▶ THE REQUEST: List, from the lines below, each one with "average" in it.
---
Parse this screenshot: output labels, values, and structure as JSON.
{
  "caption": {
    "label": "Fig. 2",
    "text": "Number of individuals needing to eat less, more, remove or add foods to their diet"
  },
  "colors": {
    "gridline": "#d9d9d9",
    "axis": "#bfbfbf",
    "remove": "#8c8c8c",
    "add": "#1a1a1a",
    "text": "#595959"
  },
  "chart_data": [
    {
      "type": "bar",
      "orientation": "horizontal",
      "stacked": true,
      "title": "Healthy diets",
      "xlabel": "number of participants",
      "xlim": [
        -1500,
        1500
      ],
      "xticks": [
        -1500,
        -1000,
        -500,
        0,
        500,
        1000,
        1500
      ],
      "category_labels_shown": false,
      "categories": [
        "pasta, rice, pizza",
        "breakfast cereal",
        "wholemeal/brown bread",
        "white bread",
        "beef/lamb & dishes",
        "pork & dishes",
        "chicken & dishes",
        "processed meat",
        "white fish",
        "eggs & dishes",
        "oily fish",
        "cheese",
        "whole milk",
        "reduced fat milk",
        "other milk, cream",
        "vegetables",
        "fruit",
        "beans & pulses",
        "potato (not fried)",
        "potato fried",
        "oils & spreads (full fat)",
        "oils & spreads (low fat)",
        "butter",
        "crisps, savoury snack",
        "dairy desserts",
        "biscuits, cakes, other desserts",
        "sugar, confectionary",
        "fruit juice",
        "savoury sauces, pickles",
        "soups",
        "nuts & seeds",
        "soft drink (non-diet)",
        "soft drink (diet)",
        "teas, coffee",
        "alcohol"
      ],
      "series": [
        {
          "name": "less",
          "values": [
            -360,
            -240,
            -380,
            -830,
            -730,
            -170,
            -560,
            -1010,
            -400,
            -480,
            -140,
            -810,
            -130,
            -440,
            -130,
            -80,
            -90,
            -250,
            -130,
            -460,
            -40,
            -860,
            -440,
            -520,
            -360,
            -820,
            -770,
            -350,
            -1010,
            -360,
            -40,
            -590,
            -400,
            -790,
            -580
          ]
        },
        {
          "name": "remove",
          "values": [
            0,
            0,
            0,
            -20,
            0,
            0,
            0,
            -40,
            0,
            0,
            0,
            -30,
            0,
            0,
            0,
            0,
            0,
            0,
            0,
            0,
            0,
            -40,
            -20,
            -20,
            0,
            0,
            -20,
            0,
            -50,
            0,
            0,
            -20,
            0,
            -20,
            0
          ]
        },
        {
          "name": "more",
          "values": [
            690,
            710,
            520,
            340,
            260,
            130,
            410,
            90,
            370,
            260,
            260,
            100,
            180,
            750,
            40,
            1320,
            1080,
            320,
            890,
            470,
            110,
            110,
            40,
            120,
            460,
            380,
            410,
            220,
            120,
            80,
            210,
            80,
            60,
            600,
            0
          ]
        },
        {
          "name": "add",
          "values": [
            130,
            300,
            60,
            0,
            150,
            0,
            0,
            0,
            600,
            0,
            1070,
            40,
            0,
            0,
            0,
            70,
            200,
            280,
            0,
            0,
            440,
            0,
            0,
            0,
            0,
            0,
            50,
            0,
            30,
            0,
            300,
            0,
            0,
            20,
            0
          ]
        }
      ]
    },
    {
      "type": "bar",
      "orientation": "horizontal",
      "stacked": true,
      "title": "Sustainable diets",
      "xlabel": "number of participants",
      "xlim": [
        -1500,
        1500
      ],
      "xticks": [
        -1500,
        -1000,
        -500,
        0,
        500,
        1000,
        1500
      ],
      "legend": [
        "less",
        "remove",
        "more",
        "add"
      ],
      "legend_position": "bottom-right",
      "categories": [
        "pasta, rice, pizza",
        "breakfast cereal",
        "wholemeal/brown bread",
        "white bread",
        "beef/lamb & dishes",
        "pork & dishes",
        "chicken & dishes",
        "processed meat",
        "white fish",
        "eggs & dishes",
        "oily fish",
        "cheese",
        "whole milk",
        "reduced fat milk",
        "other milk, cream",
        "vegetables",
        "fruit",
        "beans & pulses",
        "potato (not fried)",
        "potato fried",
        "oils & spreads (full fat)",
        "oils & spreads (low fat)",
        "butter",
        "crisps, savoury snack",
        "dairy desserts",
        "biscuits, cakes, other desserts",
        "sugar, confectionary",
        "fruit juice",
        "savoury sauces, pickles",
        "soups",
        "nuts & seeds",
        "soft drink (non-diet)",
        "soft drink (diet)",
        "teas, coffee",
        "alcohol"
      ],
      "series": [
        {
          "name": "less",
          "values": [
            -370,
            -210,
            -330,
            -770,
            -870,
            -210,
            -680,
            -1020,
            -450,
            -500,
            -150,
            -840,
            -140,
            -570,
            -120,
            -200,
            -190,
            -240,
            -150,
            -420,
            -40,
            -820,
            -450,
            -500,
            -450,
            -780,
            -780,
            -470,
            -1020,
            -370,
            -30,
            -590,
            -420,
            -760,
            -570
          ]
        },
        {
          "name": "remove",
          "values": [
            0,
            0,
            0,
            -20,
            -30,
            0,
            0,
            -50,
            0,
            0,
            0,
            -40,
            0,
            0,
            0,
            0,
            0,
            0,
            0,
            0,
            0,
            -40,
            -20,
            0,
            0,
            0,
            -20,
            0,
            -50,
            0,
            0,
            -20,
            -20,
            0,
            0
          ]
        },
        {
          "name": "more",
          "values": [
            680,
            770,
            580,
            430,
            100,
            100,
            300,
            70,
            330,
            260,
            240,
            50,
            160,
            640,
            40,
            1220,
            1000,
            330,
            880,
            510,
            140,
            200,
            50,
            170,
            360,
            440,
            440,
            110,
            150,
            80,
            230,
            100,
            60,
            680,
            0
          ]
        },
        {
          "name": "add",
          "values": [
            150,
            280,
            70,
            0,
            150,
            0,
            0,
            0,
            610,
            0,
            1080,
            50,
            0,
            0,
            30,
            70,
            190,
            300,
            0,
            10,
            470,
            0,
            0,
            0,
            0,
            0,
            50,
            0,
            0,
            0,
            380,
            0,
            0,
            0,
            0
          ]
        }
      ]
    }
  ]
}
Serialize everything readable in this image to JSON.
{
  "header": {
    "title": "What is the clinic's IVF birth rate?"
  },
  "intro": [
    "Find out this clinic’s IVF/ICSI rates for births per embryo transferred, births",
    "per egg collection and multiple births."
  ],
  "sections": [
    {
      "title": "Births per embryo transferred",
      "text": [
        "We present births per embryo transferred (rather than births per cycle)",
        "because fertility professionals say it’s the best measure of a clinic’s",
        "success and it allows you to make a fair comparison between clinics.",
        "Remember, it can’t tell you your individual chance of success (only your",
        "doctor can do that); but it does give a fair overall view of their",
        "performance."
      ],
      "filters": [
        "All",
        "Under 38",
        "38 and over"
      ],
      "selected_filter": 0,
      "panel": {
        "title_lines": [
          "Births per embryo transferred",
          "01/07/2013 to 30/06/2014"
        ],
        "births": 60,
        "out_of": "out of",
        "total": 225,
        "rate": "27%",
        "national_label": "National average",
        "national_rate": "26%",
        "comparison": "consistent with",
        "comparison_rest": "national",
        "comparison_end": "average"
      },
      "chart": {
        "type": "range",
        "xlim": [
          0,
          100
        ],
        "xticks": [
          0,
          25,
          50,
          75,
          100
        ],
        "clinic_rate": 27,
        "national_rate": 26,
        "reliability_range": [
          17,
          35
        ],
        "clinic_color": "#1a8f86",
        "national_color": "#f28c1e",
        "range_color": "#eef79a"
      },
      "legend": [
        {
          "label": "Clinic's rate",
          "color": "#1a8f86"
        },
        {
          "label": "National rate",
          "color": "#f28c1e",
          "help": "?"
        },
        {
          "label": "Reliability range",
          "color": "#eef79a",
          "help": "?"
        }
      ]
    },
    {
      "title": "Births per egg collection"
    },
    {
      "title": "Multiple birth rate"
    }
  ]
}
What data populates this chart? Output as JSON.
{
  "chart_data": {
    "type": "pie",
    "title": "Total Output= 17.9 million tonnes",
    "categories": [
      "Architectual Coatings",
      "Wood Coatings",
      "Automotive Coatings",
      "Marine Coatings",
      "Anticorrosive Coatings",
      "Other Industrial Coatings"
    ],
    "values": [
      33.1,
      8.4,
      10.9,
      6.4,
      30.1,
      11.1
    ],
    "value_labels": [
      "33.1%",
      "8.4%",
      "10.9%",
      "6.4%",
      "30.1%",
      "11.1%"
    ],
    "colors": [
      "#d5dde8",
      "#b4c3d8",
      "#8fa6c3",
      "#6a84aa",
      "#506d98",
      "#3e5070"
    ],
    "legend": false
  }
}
---
▶ ANSWER BELOW:
        "national_label": "National average",
        "comparison_end": "average"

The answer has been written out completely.